[REQUIRED WORK]
Wherever a line below holds the word "Short", copy that line.

[SOURCE DATA]

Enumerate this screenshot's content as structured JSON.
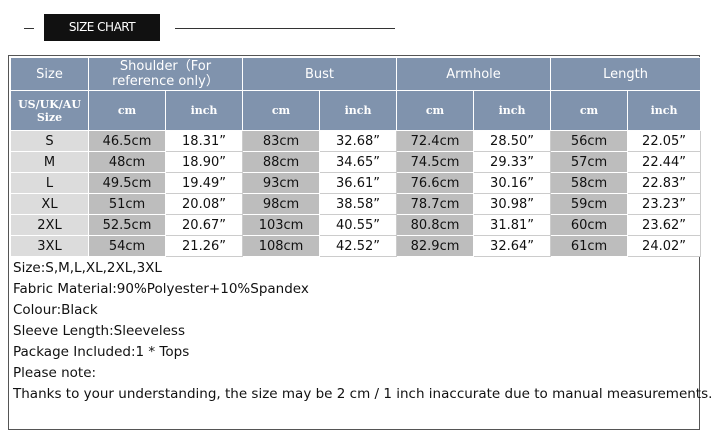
{
  "header": {
    "title": "SIZE CHART"
  },
  "table": {
    "columns": [
      "Size",
      "Shoulder（For reference only）",
      "Bust",
      "Armhole",
      "Length"
    ],
    "subheader": [
      "US/UK/AU Size",
      "cm",
      "inch",
      "cm",
      "inch",
      "cm",
      "inch",
      "cm",
      "inch"
    ],
    "rows": [
      [
        "S",
        "46.5cm",
        "18.31”",
        "83cm",
        "32.68”",
        "72.4cm",
        "28.50”",
        "56cm",
        "22.05”"
      ],
      [
        "M",
        "48cm",
        "18.90”",
        "88cm",
        "34.65”",
        "74.5cm",
        "29.33”",
        "57cm",
        "22.44”"
      ],
      [
        "L",
        "49.5cm",
        "19.49”",
        "93cm",
        "36.61”",
        "76.6cm",
        "30.16”",
        "58cm",
        "22.83”"
      ],
      [
        "XL",
        "51cm",
        "20.08”",
        "98cm",
        "38.58”",
        "78.7cm",
        "30.98”",
        "59cm",
        "23.23”"
      ],
      [
        "2XL",
        "52.5cm",
        "20.67”",
        "103cm",
        "40.55”",
        "80.8cm",
        "31.81”",
        "60cm",
        "23.62”"
      ],
      [
        "3XL",
        "54cm",
        "21.26”",
        "108cm",
        "42.52”",
        "82.9cm",
        "32.64”",
        "61cm",
        "24.02”"
      ]
    ]
  },
  "notes": [
    "Size:S,M,L,XL,2XL,3XL",
    "Fabric Material:90%Polyester+10%Spandex",
    "Colour:Black",
    "Sleeve Length:Sleeveless",
    "Package Included:1 * Tops",
    "Please note:",
    "Thanks to your understanding, the size may be 2 cm / 1 inch inaccurate due to manual measurements."
  ]
}
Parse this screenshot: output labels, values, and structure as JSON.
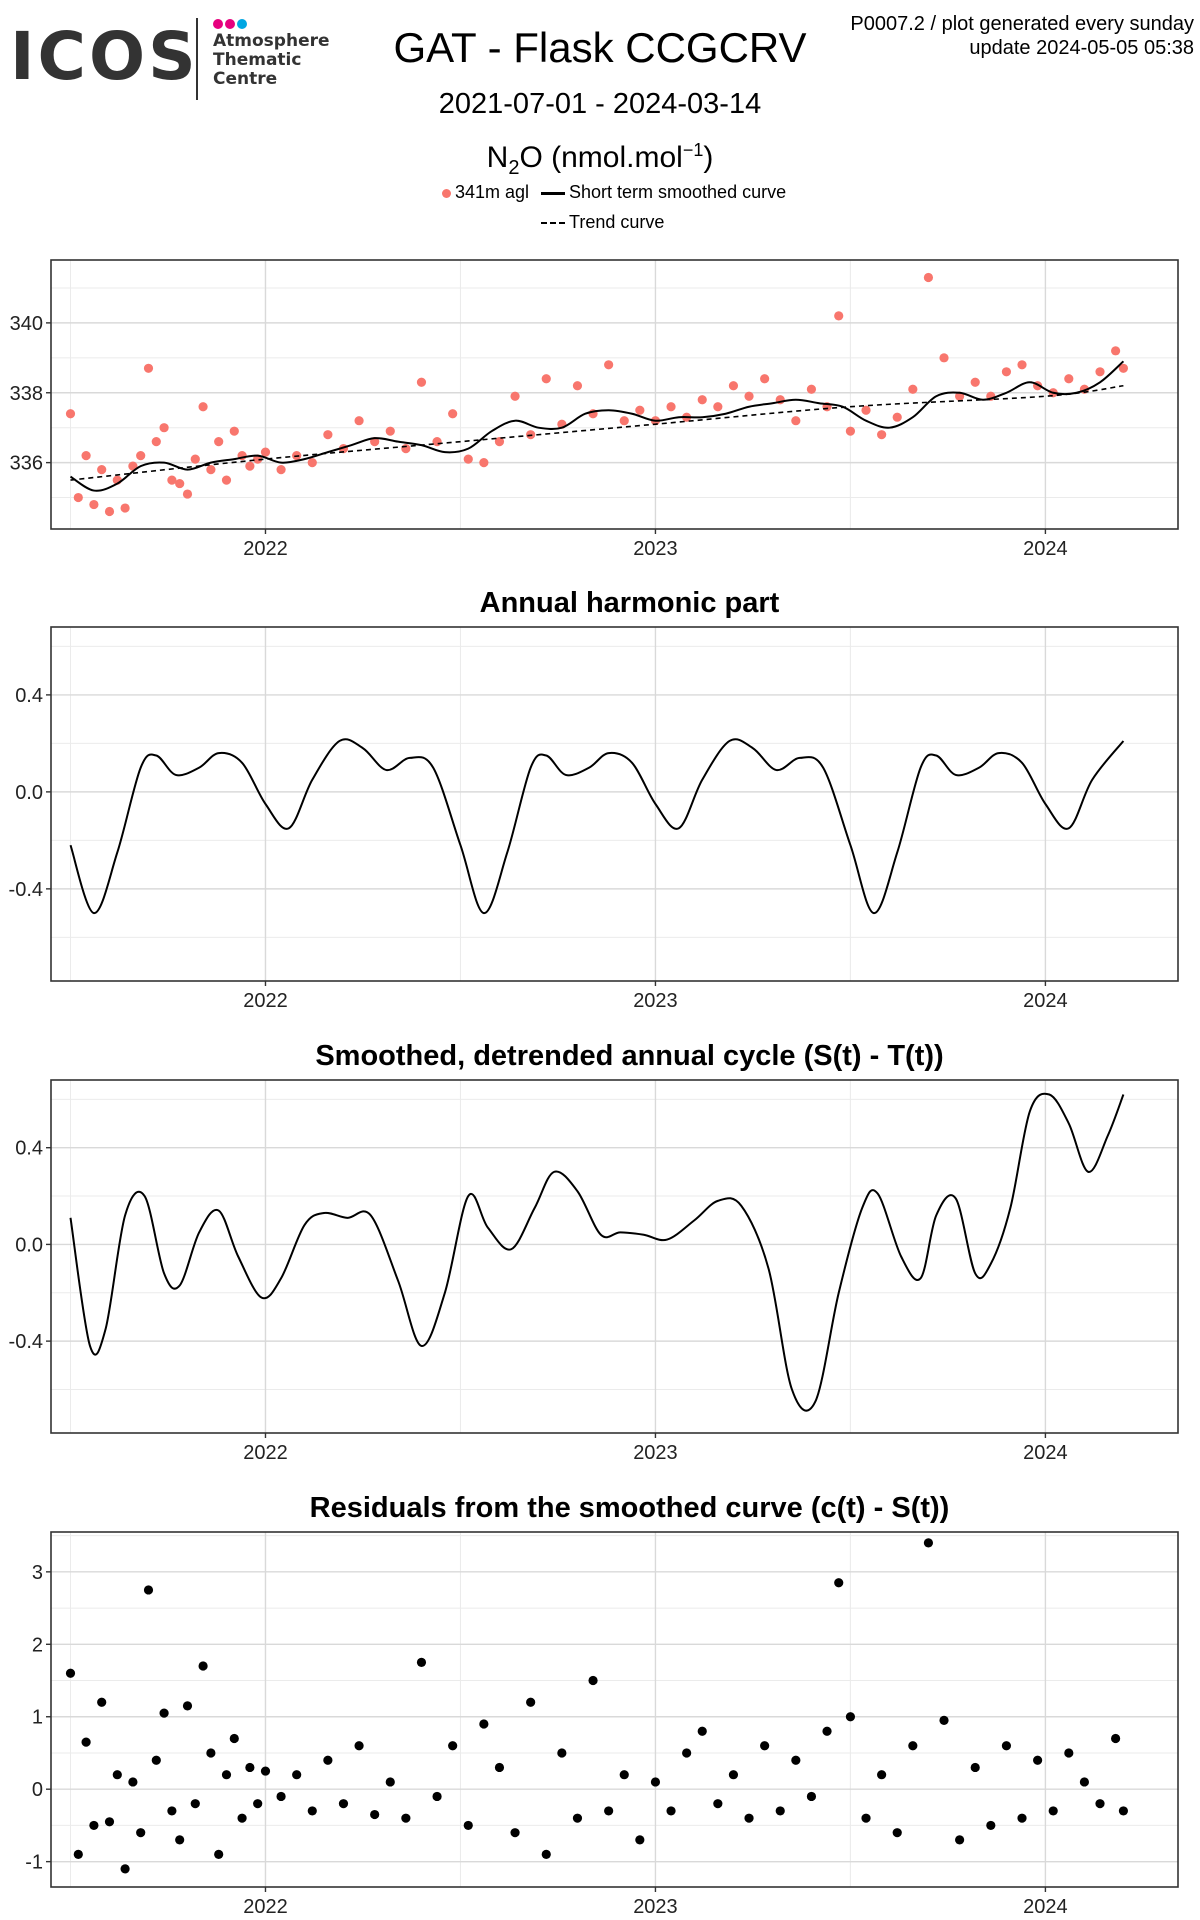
{
  "logo": {
    "wordmark": "ICOS",
    "lines": [
      "Atmosphere",
      "Thematic",
      "Centre"
    ],
    "dot_colors": [
      "#e6007e",
      "#e6007e",
      "#00a6e2"
    ]
  },
  "header": {
    "title": "GAT - Flask CCGCRV",
    "date_range": "2021-07-01 - 2024-03-14",
    "species_main": "N",
    "species_sub": "2",
    "species_o": "O (nmol.mol",
    "species_sup": "−1",
    "species_end": ")",
    "corner_line1": "P0007.2 / plot generated every sunday",
    "corner_line2": "update  2024-05-05 05:38"
  },
  "legend": {
    "points_label": "341m agl",
    "smooth_label": "Short term smoothed curve",
    "trend_label": "Trend curve",
    "point_color": "#f8766d"
  },
  "chart_data": [
    {
      "type": "scatter",
      "title": "",
      "xlabel": "",
      "ylabel": "",
      "x_ticks": [
        "2022",
        "2023",
        "2024"
      ],
      "y_ticks": [
        336,
        338,
        340
      ],
      "xlim": [
        2021.45,
        2024.34
      ],
      "ylim": [
        334.1,
        341.8
      ],
      "point_color": "#f8766d",
      "series": [
        {
          "name": "341m agl",
          "style": "points",
          "x": [
            2021.5,
            2021.52,
            2021.54,
            2021.56,
            2021.58,
            2021.6,
            2021.62,
            2021.64,
            2021.66,
            2021.68,
            2021.7,
            2021.72,
            2021.74,
            2021.76,
            2021.78,
            2021.8,
            2021.82,
            2021.84,
            2021.86,
            2021.88,
            2021.9,
            2021.92,
            2021.94,
            2021.96,
            2021.98,
            2022.0,
            2022.04,
            2022.08,
            2022.12,
            2022.16,
            2022.2,
            2022.24,
            2022.28,
            2022.32,
            2022.36,
            2022.4,
            2022.44,
            2022.48,
            2022.52,
            2022.56,
            2022.6,
            2022.64,
            2022.68,
            2022.72,
            2022.76,
            2022.8,
            2022.84,
            2022.88,
            2022.92,
            2022.96,
            2023.0,
            2023.04,
            2023.08,
            2023.12,
            2023.16,
            2023.2,
            2023.24,
            2023.28,
            2023.32,
            2023.36,
            2023.4,
            2023.44,
            2023.47,
            2023.5,
            2023.54,
            2023.58,
            2023.62,
            2023.66,
            2023.7,
            2023.74,
            2023.78,
            2023.82,
            2023.86,
            2023.9,
            2023.94,
            2023.98,
            2024.02,
            2024.06,
            2024.1,
            2024.14,
            2024.18,
            2024.2
          ],
          "y": [
            337.4,
            335.0,
            336.2,
            334.8,
            335.8,
            334.6,
            335.5,
            334.7,
            335.9,
            336.2,
            338.7,
            336.6,
            337.0,
            335.5,
            335.4,
            335.1,
            336.1,
            337.6,
            335.8,
            336.6,
            335.5,
            336.9,
            336.2,
            335.9,
            336.1,
            336.3,
            335.8,
            336.2,
            336.0,
            336.8,
            336.4,
            337.2,
            336.6,
            336.9,
            336.4,
            338.3,
            336.6,
            337.4,
            336.1,
            336.0,
            336.6,
            337.9,
            336.8,
            338.4,
            337.1,
            338.2,
            337.4,
            338.8,
            337.2,
            337.5,
            337.2,
            337.6,
            337.3,
            337.8,
            337.6,
            338.2,
            337.9,
            338.4,
            337.8,
            337.2,
            338.1,
            337.6,
            340.2,
            336.9,
            337.5,
            336.8,
            337.3,
            338.1,
            341.3,
            339.0,
            337.9,
            338.3,
            337.9,
            338.6,
            338.8,
            338.2,
            338.0,
            338.4,
            338.1,
            338.6,
            339.2,
            338.7
          ]
        },
        {
          "name": "Short term smoothed curve",
          "style": "solid",
          "x": [
            2021.5,
            2021.56,
            2021.62,
            2021.68,
            2021.74,
            2021.8,
            2021.86,
            2021.92,
            2021.98,
            2022.04,
            2022.1,
            2022.16,
            2022.22,
            2022.28,
            2022.34,
            2022.4,
            2022.46,
            2022.52,
            2022.58,
            2022.64,
            2022.7,
            2022.76,
            2022.82,
            2022.88,
            2022.94,
            2023.0,
            2023.06,
            2023.12,
            2023.18,
            2023.24,
            2023.3,
            2023.36,
            2023.42,
            2023.48,
            2023.54,
            2023.6,
            2023.66,
            2023.72,
            2023.78,
            2023.84,
            2023.9,
            2023.96,
            2024.02,
            2024.08,
            2024.14,
            2024.2
          ],
          "y": [
            335.6,
            335.2,
            335.4,
            335.9,
            336.0,
            335.8,
            336.0,
            336.1,
            336.2,
            336.0,
            336.1,
            336.3,
            336.5,
            336.7,
            336.6,
            336.5,
            336.3,
            336.4,
            336.9,
            337.2,
            337.0,
            337.0,
            337.4,
            337.5,
            337.4,
            337.2,
            337.3,
            337.3,
            337.4,
            337.6,
            337.7,
            337.8,
            337.7,
            337.6,
            337.2,
            337.0,
            337.3,
            337.9,
            338.0,
            337.8,
            338.0,
            338.3,
            338.0,
            338.0,
            338.3,
            338.9
          ]
        },
        {
          "name": "Trend curve",
          "style": "dashed",
          "x": [
            2021.5,
            2022.0,
            2022.5,
            2023.0,
            2023.5,
            2024.0,
            2024.2
          ],
          "y": [
            335.5,
            336.1,
            336.6,
            337.1,
            337.6,
            337.9,
            338.2
          ]
        }
      ]
    },
    {
      "type": "line",
      "title": "Annual harmonic part",
      "xlabel": "",
      "ylabel": "",
      "x_ticks": [
        "2022",
        "2023",
        "2024"
      ],
      "y_ticks": [
        -0.4,
        0.0,
        0.4
      ],
      "xlim": [
        2021.45,
        2024.34
      ],
      "ylim": [
        -0.78,
        0.68
      ],
      "series": [
        {
          "name": "",
          "style": "solid",
          "x": [
            2021.5,
            2021.56,
            2021.62,
            2021.68,
            2021.72,
            2021.77,
            2021.83,
            2021.88,
            2021.94,
            2022.0,
            2022.06,
            2022.12,
            2022.19,
            2022.25,
            2022.31,
            2022.37,
            2022.43,
            2022.5,
            2022.56,
            2022.62,
            2022.68,
            2022.72,
            2022.77,
            2022.83,
            2022.88,
            2022.94,
            2023.0,
            2023.06,
            2023.12,
            2023.19,
            2023.25,
            2023.31,
            2023.37,
            2023.43,
            2023.5,
            2023.56,
            2023.62,
            2023.68,
            2023.72,
            2023.77,
            2023.83,
            2023.88,
            2023.94,
            2024.0,
            2024.06,
            2024.12,
            2024.2
          ],
          "y": [
            -0.22,
            -0.5,
            -0.25,
            0.1,
            0.15,
            0.07,
            0.1,
            0.16,
            0.12,
            -0.05,
            -0.15,
            0.05,
            0.21,
            0.18,
            0.09,
            0.14,
            0.1,
            -0.22,
            -0.5,
            -0.25,
            0.1,
            0.15,
            0.07,
            0.1,
            0.16,
            0.12,
            -0.05,
            -0.15,
            0.05,
            0.21,
            0.18,
            0.09,
            0.14,
            0.1,
            -0.22,
            -0.5,
            -0.25,
            0.1,
            0.15,
            0.07,
            0.1,
            0.16,
            0.12,
            -0.05,
            -0.15,
            0.05,
            0.21
          ]
        }
      ]
    },
    {
      "type": "line",
      "title": "Smoothed, detrended annual cycle (S(t) - T(t))",
      "xlabel": "",
      "ylabel": "",
      "x_ticks": [
        "2022",
        "2023",
        "2024"
      ],
      "y_ticks": [
        -0.4,
        0.0,
        0.4
      ],
      "xlim": [
        2021.45,
        2024.34
      ],
      "ylim": [
        -0.78,
        0.68
      ],
      "series": [
        {
          "name": "",
          "style": "solid",
          "x": [
            2021.5,
            2021.55,
            2021.59,
            2021.64,
            2021.69,
            2021.74,
            2021.78,
            2021.83,
            2021.88,
            2021.93,
            2021.99,
            2022.04,
            2022.1,
            2022.15,
            2022.21,
            2022.27,
            2022.34,
            2022.4,
            2022.46,
            2022.52,
            2022.57,
            2022.63,
            2022.69,
            2022.74,
            2022.8,
            2022.86,
            2022.91,
            2022.97,
            2023.03,
            2023.1,
            2023.16,
            2023.22,
            2023.29,
            2023.35,
            2023.41,
            2023.47,
            2023.53,
            2023.57,
            2023.63,
            2023.68,
            2023.72,
            2023.77,
            2023.82,
            2023.86,
            2023.91,
            2023.96,
            2024.01,
            2024.06,
            2024.11,
            2024.16,
            2024.2
          ],
          "y": [
            0.11,
            -0.42,
            -0.35,
            0.12,
            0.2,
            -0.12,
            -0.17,
            0.05,
            0.14,
            -0.05,
            -0.22,
            -0.14,
            0.08,
            0.13,
            0.11,
            0.12,
            -0.15,
            -0.42,
            -0.2,
            0.2,
            0.07,
            -0.02,
            0.15,
            0.3,
            0.22,
            0.04,
            0.05,
            0.04,
            0.02,
            0.1,
            0.18,
            0.16,
            -0.1,
            -0.6,
            -0.65,
            -0.2,
            0.15,
            0.21,
            -0.05,
            -0.14,
            0.12,
            0.19,
            -0.12,
            -0.08,
            0.15,
            0.55,
            0.62,
            0.5,
            0.3,
            0.45,
            0.62
          ]
        }
      ]
    },
    {
      "type": "scatter",
      "title": "Residuals from the smoothed curve (c(t) - S(t))",
      "xlabel": "",
      "ylabel": "",
      "x_ticks": [
        "2022",
        "2023",
        "2024"
      ],
      "y_ticks": [
        -1,
        0,
        1,
        2,
        3
      ],
      "xlim": [
        2021.45,
        2024.34
      ],
      "ylim": [
        -1.35,
        3.55
      ],
      "series": [
        {
          "name": "",
          "style": "points",
          "x": [
            2021.5,
            2021.52,
            2021.54,
            2021.56,
            2021.58,
            2021.6,
            2021.62,
            2021.64,
            2021.66,
            2021.68,
            2021.7,
            2021.72,
            2021.74,
            2021.76,
            2021.78,
            2021.8,
            2021.82,
            2021.84,
            2021.86,
            2021.88,
            2021.9,
            2021.92,
            2021.94,
            2021.96,
            2021.98,
            2022.0,
            2022.04,
            2022.08,
            2022.12,
            2022.16,
            2022.2,
            2022.24,
            2022.28,
            2022.32,
            2022.36,
            2022.4,
            2022.44,
            2022.48,
            2022.52,
            2022.56,
            2022.6,
            2022.64,
            2022.68,
            2022.72,
            2022.76,
            2022.8,
            2022.84,
            2022.88,
            2022.92,
            2022.96,
            2023.0,
            2023.04,
            2023.08,
            2023.12,
            2023.16,
            2023.2,
            2023.24,
            2023.28,
            2023.32,
            2023.36,
            2023.4,
            2023.44,
            2023.47,
            2023.5,
            2023.54,
            2023.58,
            2023.62,
            2023.66,
            2023.7,
            2023.74,
            2023.78,
            2023.82,
            2023.86,
            2023.9,
            2023.94,
            2023.98,
            2024.02,
            2024.06,
            2024.1,
            2024.14,
            2024.18,
            2024.2
          ],
          "y": [
            1.6,
            -0.9,
            0.65,
            -0.5,
            1.2,
            -0.45,
            0.2,
            -1.1,
            0.1,
            -0.6,
            2.75,
            0.4,
            1.05,
            -0.3,
            -0.7,
            1.15,
            -0.2,
            1.7,
            0.5,
            -0.9,
            0.2,
            0.7,
            -0.4,
            0.3,
            -0.2,
            0.25,
            -0.1,
            0.2,
            -0.3,
            0.4,
            -0.2,
            0.6,
            -0.35,
            0.1,
            -0.4,
            1.75,
            -0.1,
            0.6,
            -0.5,
            0.9,
            0.3,
            -0.6,
            1.2,
            -0.9,
            0.5,
            -0.4,
            1.5,
            -0.3,
            0.2,
            -0.7,
            0.1,
            -0.3,
            0.5,
            0.8,
            -0.2,
            0.2,
            -0.4,
            0.6,
            -0.3,
            0.4,
            -0.1,
            0.8,
            2.85,
            1.0,
            -0.4,
            0.2,
            -0.6,
            0.6,
            3.4,
            0.95,
            -0.7,
            0.3,
            -0.5,
            0.6,
            -0.4,
            0.4,
            -0.3,
            0.5,
            0.1,
            -0.2,
            0.7,
            -0.3
          ]
        }
      ]
    }
  ]
}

[RESPONSE TO THE TASK]
    "smooth_label": "Short term smoothed curve",
          "name": "Short term smoothed curve",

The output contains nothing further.